Data records:
---*---
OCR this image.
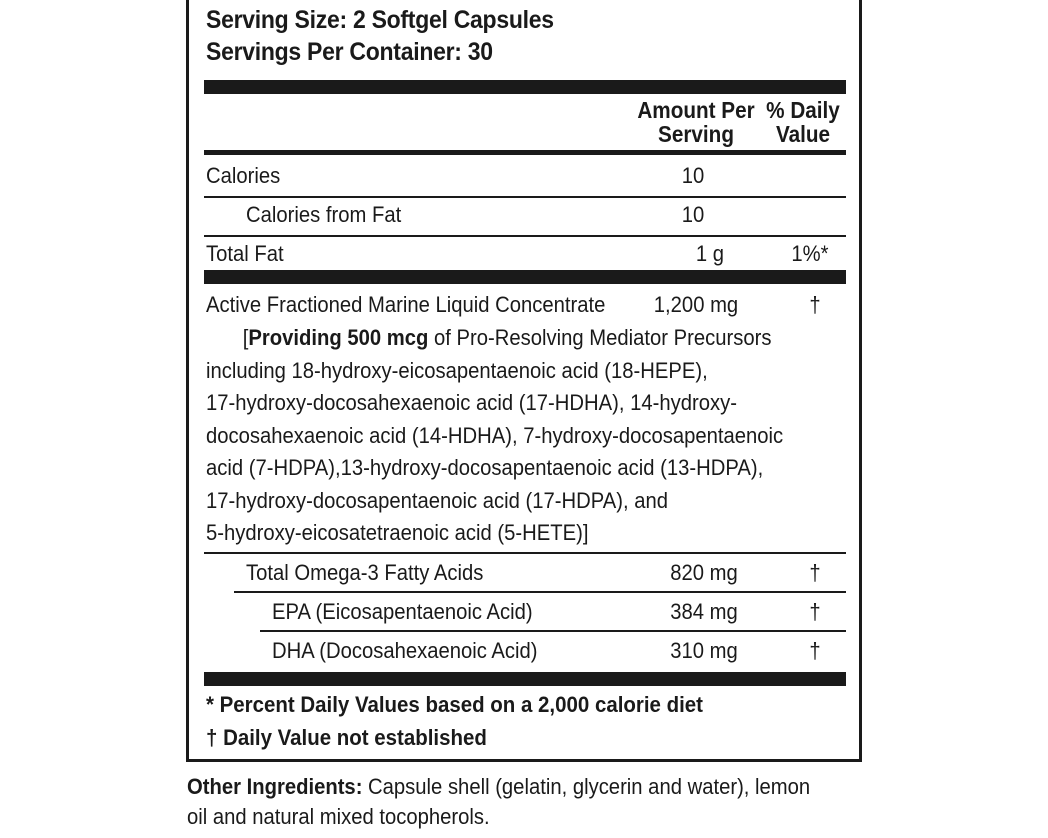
Serving Size: 2 Softgel Capsules
Servings Per Container: 30
Amount Per
Serving
% Daily
Value
Calories	10
Calories from Fat	10
Total Fat	1 g	1%*
Active Fractioned Marine Liquid Concentrate 1,200 mg	†
[Providing 500 mcg of Pro-Resolving Mediator Precursors
including 18-hydroxy-eicosapentaenoic acid (18-HEPE),
17-hydroxy-docosahexaenoic acid (17-HDHA), 14-hydroxy-
docosahexaenoic acid (14-HDHA), 7-hydroxy-docosapentaenoic
acid (7-HDPA),13-hydroxy-docosapentaenoic acid (13-HDPA),
17-hydroxy-docosapentaenoic acid (17-HDPA), and
5-hydroxy-eicosatetraenoic acid (5-HETE)]
Total Omega-3 Fatty Acids	820 mg	†
EPA (Eicosapentaenoic Acid)	384 mg	†
DHA (Docosahexaenoic Acid)	310 mg	†
* Percent Daily Values based on a 2,000 calorie diet
† Daily Value not established
Other Ingredients: Capsule shell (gelatin, glycerin and water), lemon
oil and natural mixed tocopherols.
---*---
Leaving all pictures aside, quote each record exactly.

OCR this image.
Serving Size: 2 Softgel Capsules
Servings Per Container: 30
Amount Per
Serving
% Daily
Value
Calories	10
Calories from Fat	10
Total Fat	1 g	1%*
Active Fractioned Marine Liquid Concentrate 1,200 mg	†
[Providing 500 mcg of Pro-Resolving Mediator Precursors
including 18-hydroxy-eicosapentaenoic acid (18-HEPE),
17-hydroxy-docosahexaenoic acid (17-HDHA), 14-hydroxy-
docosahexaenoic acid (14-HDHA), 7-hydroxy-docosapentaenoic
acid (7-HDPA),13-hydroxy-docosapentaenoic acid (13-HDPA),
17-hydroxy-docosapentaenoic acid (17-HDPA), and
5-hydroxy-eicosatetraenoic acid (5-HETE)]
Total Omega-3 Fatty Acids	820 mg	†
EPA (Eicosapentaenoic Acid)	384 mg	†
DHA (Docosahexaenoic Acid)	310 mg	†
* Percent Daily Values based on a 2,000 calorie diet
† Daily Value not established
Other Ingredients: Capsule shell (gelatin, glycerin and water), lemon
oil and natural mixed tocopherols.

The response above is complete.